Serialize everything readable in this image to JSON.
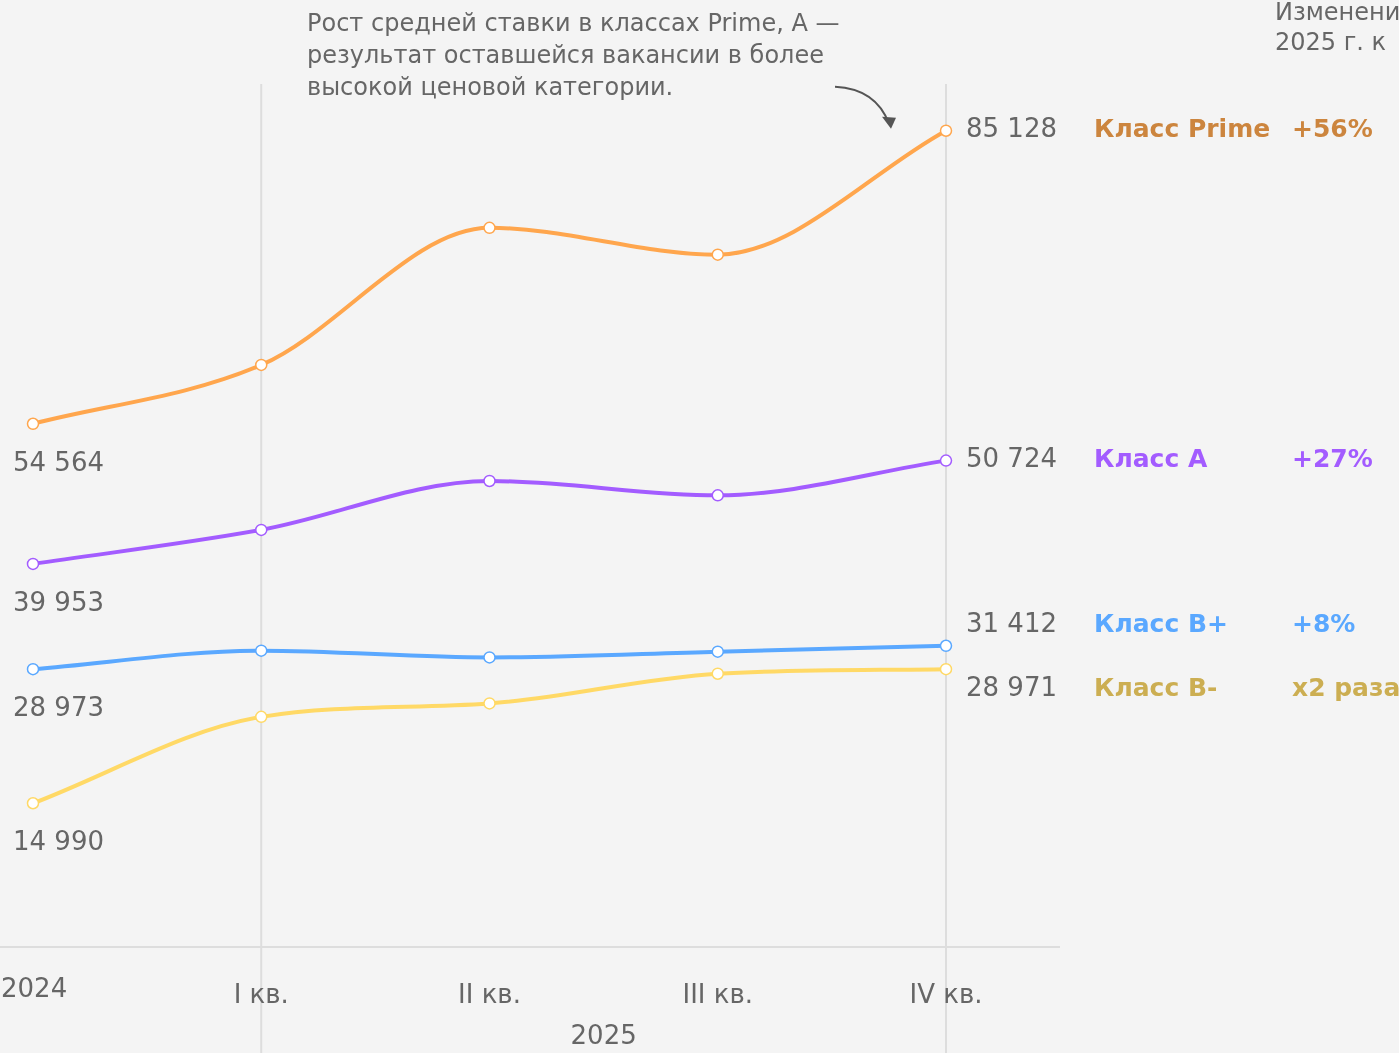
{
  "chart_data": {
    "type": "line",
    "categories": [
      "2024",
      "I кв.",
      "II кв.",
      "III кв.",
      "IV кв."
    ],
    "xlabel": "2025",
    "series": [
      {
        "name": "Класс Prime",
        "color": "#ffa64d",
        "values": [
          54564,
          60700,
          75000,
          72200,
          85128
        ],
        "value_labels": [
          "54 564",
          null,
          null,
          null,
          "85 128"
        ]
      },
      {
        "name": "Класс A",
        "color": "#a35cff",
        "values": [
          39953,
          43500,
          48600,
          47100,
          50724
        ],
        "value_labels": [
          "39 953",
          null,
          null,
          null,
          "50 724"
        ]
      },
      {
        "name": "Класс B+",
        "color": "#5aa8ff",
        "values": [
          28973,
          30900,
          30200,
          30800,
          31412
        ],
        "value_labels": [
          "28 973",
          null,
          null,
          null,
          "31 412"
        ]
      },
      {
        "name": "Класс B-",
        "color": "#ffd966",
        "values": [
          14990,
          24000,
          25400,
          28500,
          28971
        ],
        "value_labels": [
          "14 990",
          null,
          null,
          null,
          "28 971"
        ]
      }
    ],
    "ylim": [
      0,
      90000
    ],
    "ref_lines": [
      {
        "axis": "x",
        "value": "I кв.",
        "color": "#dddddd"
      },
      {
        "axis": "x",
        "value": "IV кв.",
        "color": "#dddddd"
      }
    ],
    "annotations": [
      "Рост средней ставки в классах Prime, A — результат оставшейся вакансии в более высокой ценовой категории.",
      "Изменени\n2025 г. к",
      "+56%",
      "+27%",
      "+8%",
      "x2 раза"
    ],
    "marker": "circle",
    "line_style": "solid",
    "grid": false,
    "legend": false
  }
}
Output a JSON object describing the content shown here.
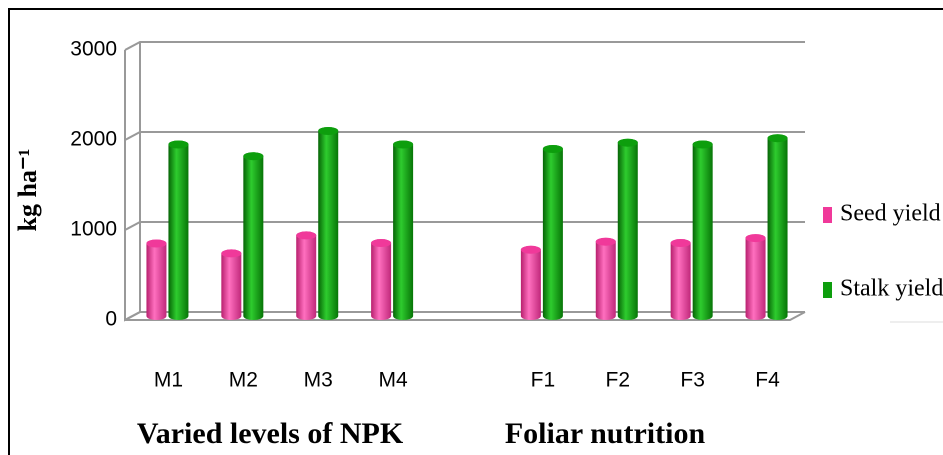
{
  "chart_data": {
    "type": "bar3d",
    "ylabel": "kg ha⁻¹",
    "categories": [
      "M1",
      "M2",
      "M3",
      "M4",
      null,
      "F1",
      "F2",
      "F3",
      "F4"
    ],
    "group_labels": [
      "Varied levels of  NPK",
      "Foliar nutrition"
    ],
    "series": [
      {
        "name": "Seed yield",
        "color": "#f0399a",
        "values": [
          850,
          740,
          940,
          855,
          null,
          780,
          870,
          855,
          910
        ]
      },
      {
        "name": "Stalk yield",
        "color": "#0d9e0d",
        "values": [
          1950,
          1820,
          2100,
          1950,
          null,
          1900,
          1970,
          1950,
          2020
        ]
      }
    ],
    "ylim": [
      0,
      3000
    ],
    "yticks": [
      0,
      1000,
      2000,
      3000
    ],
    "grid": true,
    "legend": "right"
  }
}
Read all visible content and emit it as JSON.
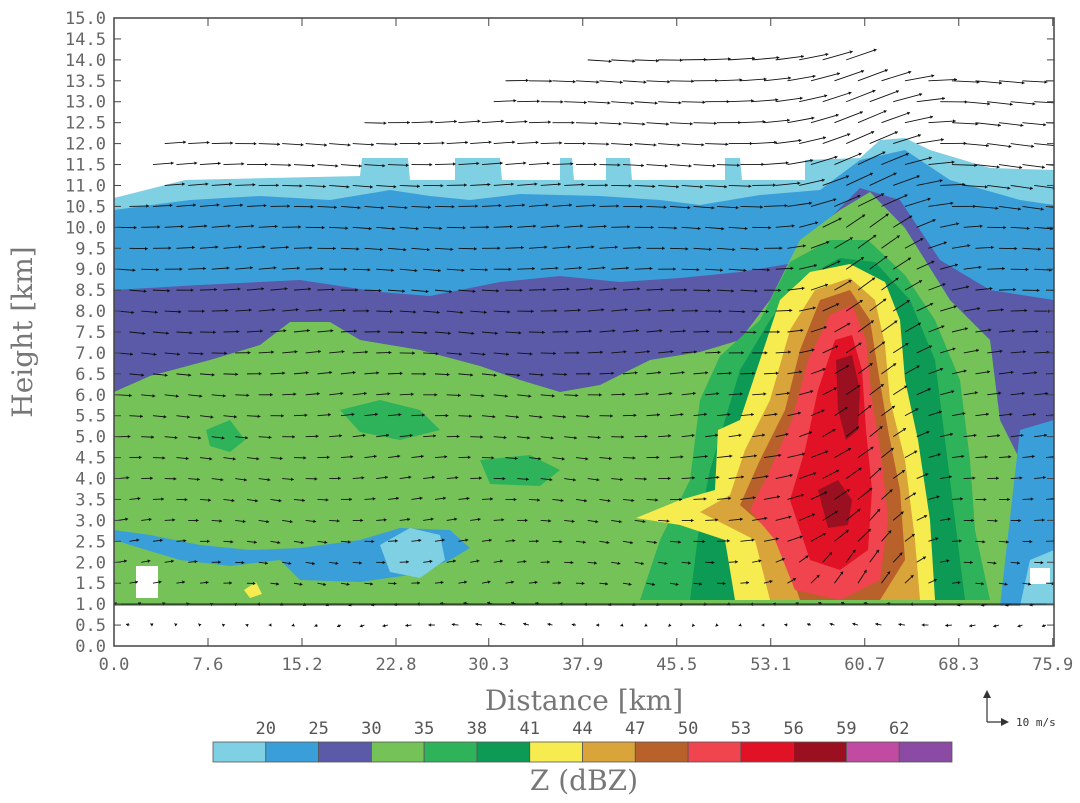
{
  "chart_data": {
    "type": "heatmap",
    "subtype": "radar reflectivity vertical cross-section with wind vectors",
    "xlabel": "Distance [km]",
    "ylabel": "Height [km]",
    "xlim": [
      0.0,
      76.0
    ],
    "ylim": [
      0.0,
      15.0
    ],
    "x_ticks": [
      "0.0",
      "7.6",
      "15.2",
      "22.8",
      "30.3",
      "37.9",
      "45.5",
      "53.1",
      "60.7",
      "68.3",
      "75.9"
    ],
    "x_tick_values": [
      0.0,
      7.6,
      15.2,
      22.8,
      30.3,
      37.9,
      45.5,
      53.1,
      60.7,
      68.3,
      75.9
    ],
    "y_ticks": [
      "0.0",
      "0.5",
      "1.0",
      "1.5",
      "2.0",
      "2.5",
      "3.0",
      "3.5",
      "4.0",
      "4.5",
      "5.0",
      "5.5",
      "6.0",
      "6.5",
      "7.0",
      "7.5",
      "8.0",
      "8.5",
      "9.0",
      "9.5",
      "10.0",
      "10.5",
      "11.0",
      "11.5",
      "12.0",
      "12.5",
      "13.0",
      "13.5",
      "14.0",
      "14.5",
      "15.0"
    ],
    "colorbar": {
      "title": "Z (dBZ)",
      "levels": [
        "20",
        "25",
        "30",
        "35",
        "38",
        "41",
        "44",
        "47",
        "50",
        "53",
        "56",
        "59",
        "62"
      ],
      "colors": [
        "#7fd0e3",
        "#3a9fd9",
        "#5a5aa8",
        "#75c258",
        "#2eb35a",
        "#0d9a55",
        "#f7ec4f",
        "#d9a43a",
        "#b8612b",
        "#f0444e",
        "#e11226",
        "#9b1020",
        "#c04ba0",
        "#8b4aa4"
      ]
    },
    "reference_vector": {
      "label": "10 m/s",
      "value": 10
    },
    "features": {
      "echo_top_km": 11.5,
      "convective_core_x_km": [
        53.1,
        64.0
      ],
      "max_reflectivity_dBZ": 59,
      "max_reflectivity_height_km": [
        3.0,
        6.5
      ]
    }
  }
}
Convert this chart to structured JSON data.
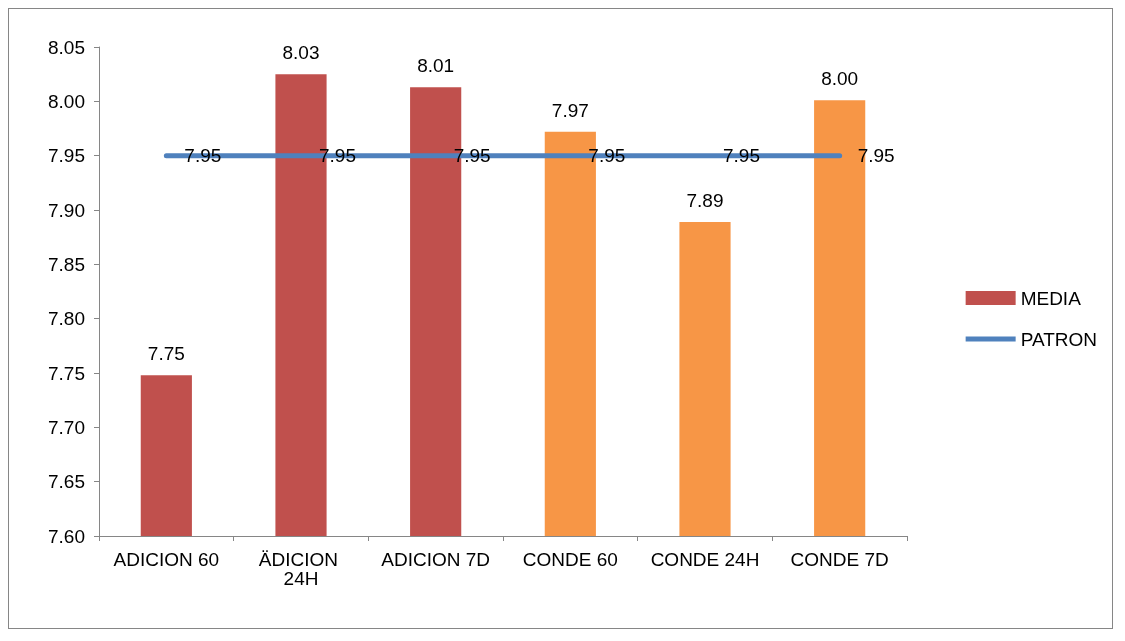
{
  "chart_data": {
    "type": "bar",
    "categories": [
      "ADICION 60",
      "ÄDICION 24H",
      "ADICION 7D",
      "CONDE 60",
      "CONDE 24H",
      "CONDE 7D"
    ],
    "series": [
      {
        "name": "MEDIA",
        "color": "#c0504d",
        "colors": [
          "#c0504d",
          "#c0504d",
          "#c0504d",
          "#f79646",
          "#f79646",
          "#f79646"
        ],
        "values": [
          7.748,
          8.025,
          8.013,
          7.972,
          7.889,
          8.001
        ],
        "value_labels": [
          "7.75",
          "8.03",
          "8.01",
          "7.97",
          "7.89",
          "8.00"
        ]
      },
      {
        "name": "PATRON",
        "type": "line",
        "color": "#4f81bd",
        "values": [
          7.95,
          7.95,
          7.95,
          7.95,
          7.95,
          7.95
        ],
        "value_labels": [
          "7.95",
          "7.95",
          "7.95",
          "7.95",
          "7.95",
          "7.95"
        ]
      }
    ],
    "ylim": [
      7.6,
      8.05
    ],
    "yticks": [
      {
        "value": 7.6,
        "label": "7.60"
      },
      {
        "value": 7.65,
        "label": "7.65"
      },
      {
        "value": 7.7,
        "label": "7.70"
      },
      {
        "value": 7.75,
        "label": "7.75"
      },
      {
        "value": 7.8,
        "label": "7.80"
      },
      {
        "value": 7.85,
        "label": "7.85"
      },
      {
        "value": 7.9,
        "label": "7.90"
      },
      {
        "value": 7.95,
        "label": "7.95"
      },
      {
        "value": 8.0,
        "label": "8.00"
      },
      {
        "value": 8.05,
        "label": "8.05"
      }
    ],
    "grid": false,
    "legend": "right",
    "marker": "none",
    "line_style": "solid"
  }
}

◆ **EXERCISE INSTRUCTIONS**
Pictures are excluded; output everything else in the data verbatim.

◆ **ANSWER FOR THIS EXERCISE**
Serialize everything readable in this image to JSON.
{
  "chart_data": {
    "type": "line",
    "categories": [
      "2024",
      "I кв.",
      "II кв.",
      "III кв.",
      "IV кв."
    ],
    "xlabel": "2025",
    "series": [
      {
        "name": "Класс Prime",
        "color": "#ffa64d",
        "values": [
          54564,
          60700,
          75000,
          72200,
          85128
        ],
        "value_labels": [
          "54 564",
          null,
          null,
          null,
          "85 128"
        ]
      },
      {
        "name": "Класс A",
        "color": "#a35cff",
        "values": [
          39953,
          43500,
          48600,
          47100,
          50724
        ],
        "value_labels": [
          "39 953",
          null,
          null,
          null,
          "50 724"
        ]
      },
      {
        "name": "Класс B+",
        "color": "#5aa8ff",
        "values": [
          28973,
          30900,
          30200,
          30800,
          31412
        ],
        "value_labels": [
          "28 973",
          null,
          null,
          null,
          "31 412"
        ]
      },
      {
        "name": "Класс B-",
        "color": "#ffd966",
        "values": [
          14990,
          24000,
          25400,
          28500,
          28971
        ],
        "value_labels": [
          "14 990",
          null,
          null,
          null,
          "28 971"
        ]
      }
    ],
    "ylim": [
      0,
      90000
    ],
    "ref_lines": [
      {
        "axis": "x",
        "value": "I кв.",
        "color": "#dddddd"
      },
      {
        "axis": "x",
        "value": "IV кв.",
        "color": "#dddddd"
      }
    ],
    "annotations": [
      "Рост средней ставки в классах Prime, A — результат оставшейся вакансии в более высокой ценовой категории.",
      "Изменени\n2025 г. к",
      "+56%",
      "+27%",
      "+8%",
      "x2 раза"
    ],
    "marker": "circle",
    "line_style": "solid",
    "grid": false,
    "legend": false
  }
}
Output a JSON object describing the content shown here.
{
  "chart_data": {
    "type": "bar3d",
    "ylabel": "kg ha⁻¹",
    "categories": [
      "M1",
      "M2",
      "M3",
      "M4",
      null,
      "F1",
      "F2",
      "F3",
      "F4"
    ],
    "group_labels": [
      "Varied levels of  NPK",
      "Foliar nutrition"
    ],
    "series": [
      {
        "name": "Seed yield",
        "color": "#f0399a",
        "values": [
          850,
          740,
          940,
          855,
          null,
          780,
          870,
          855,
          910
        ]
      },
      {
        "name": "Stalk yield",
        "color": "#0d9e0d",
        "values": [
          1950,
          1820,
          2100,
          1950,
          null,
          1900,
          1970,
          1950,
          2020
        ]
      }
    ],
    "ylim": [
      0,
      3000
    ],
    "yticks": [
      0,
      1000,
      2000,
      3000
    ],
    "grid": true,
    "legend": "right"
  }
}
Read all visible content and emit it as JSON.
{
  "chart_data": {
    "type": "heatmap",
    "subtype": "radar reflectivity vertical cross-section with wind vectors",
    "xlabel": "Distance [km]",
    "ylabel": "Height [km]",
    "xlim": [
      0.0,
      76.0
    ],
    "ylim": [
      0.0,
      15.0
    ],
    "x_ticks": [
      "0.0",
      "7.6",
      "15.2",
      "22.8",
      "30.3",
      "37.9",
      "45.5",
      "53.1",
      "60.7",
      "68.3",
      "75.9"
    ],
    "x_tick_values": [
      0.0,
      7.6,
      15.2,
      22.8,
      30.3,
      37.9,
      45.5,
      53.1,
      60.7,
      68.3,
      75.9
    ],
    "y_ticks": [
      "0.0",
      "0.5",
      "1.0",
      "1.5",
      "2.0",
      "2.5",
      "3.0",
      "3.5",
      "4.0",
      "4.5",
      "5.0",
      "5.5",
      "6.0",
      "6.5",
      "7.0",
      "7.5",
      "8.0",
      "8.5",
      "9.0",
      "9.5",
      "10.0",
      "10.5",
      "11.0",
      "11.5",
      "12.0",
      "12.5",
      "13.0",
      "13.5",
      "14.0",
      "14.5",
      "15.0"
    ],
    "colorbar": {
      "title": "Z (dBZ)",
      "levels": [
        "20",
        "25",
        "30",
        "35",
        "38",
        "41",
        "44",
        "47",
        "50",
        "53",
        "56",
        "59",
        "62"
      ],
      "colors": [
        "#7fd0e3",
        "#3a9fd9",
        "#5a5aa8",
        "#75c258",
        "#2eb35a",
        "#0d9a55",
        "#f7ec4f",
        "#d9a43a",
        "#b8612b",
        "#f0444e",
        "#e11226",
        "#9b1020",
        "#c04ba0",
        "#8b4aa4"
      ]
    },
    "reference_vector": {
      "label": "10 m/s",
      "value": 10
    },
    "features": {
      "echo_top_km": 11.5,
      "convective_core_x_km": [
        53.1,
        64.0
      ],
      "max_reflectivity_dBZ": 59,
      "max_reflectivity_height_km": [
        3.0,
        6.5
      ]
    }
  }
}
Convert this chart to structured JSON data.
{
  "chart_data": {
    "type": "bar",
    "categories": [
      "ADICION 60",
      "ÄDICION 24H",
      "ADICION 7D",
      "CONDE 60",
      "CONDE 24H",
      "CONDE 7D"
    ],
    "series": [
      {
        "name": "MEDIA",
        "color": "#c0504d",
        "colors": [
          "#c0504d",
          "#c0504d",
          "#c0504d",
          "#f79646",
          "#f79646",
          "#f79646"
        ],
        "values": [
          7.748,
          8.025,
          8.013,
          7.972,
          7.889,
          8.001
        ],
        "value_labels": [
          "7.75",
          "8.03",
          "8.01",
          "7.97",
          "7.89",
          "8.00"
        ]
      },
      {
        "name": "PATRON",
        "type": "line",
        "color": "#4f81bd",
        "values": [
          7.95,
          7.95,
          7.95,
          7.95,
          7.95,
          7.95
        ],
        "value_labels": [
          "7.95",
          "7.95",
          "7.95",
          "7.95",
          "7.95",
          "7.95"
        ]
      }
    ],
    "ylim": [
      7.6,
      8.05
    ],
    "yticks": [
      {
        "value": 7.6,
        "label": "7.60"
      },
      {
        "value": 7.65,
        "label": "7.65"
      },
      {
        "value": 7.7,
        "label": "7.70"
      },
      {
        "value": 7.75,
        "label": "7.75"
      },
      {
        "value": 7.8,
        "label": "7.80"
      },
      {
        "value": 7.85,
        "label": "7.85"
      },
      {
        "value": 7.9,
        "label": "7.90"
      },
      {
        "value": 7.95,
        "label": "7.95"
      },
      {
        "value": 8.0,
        "label": "8.00"
      },
      {
        "value": 8.05,
        "label": "8.05"
      }
    ],
    "grid": false,
    "legend": "right",
    "marker": "none",
    "line_style": "solid"
  }
}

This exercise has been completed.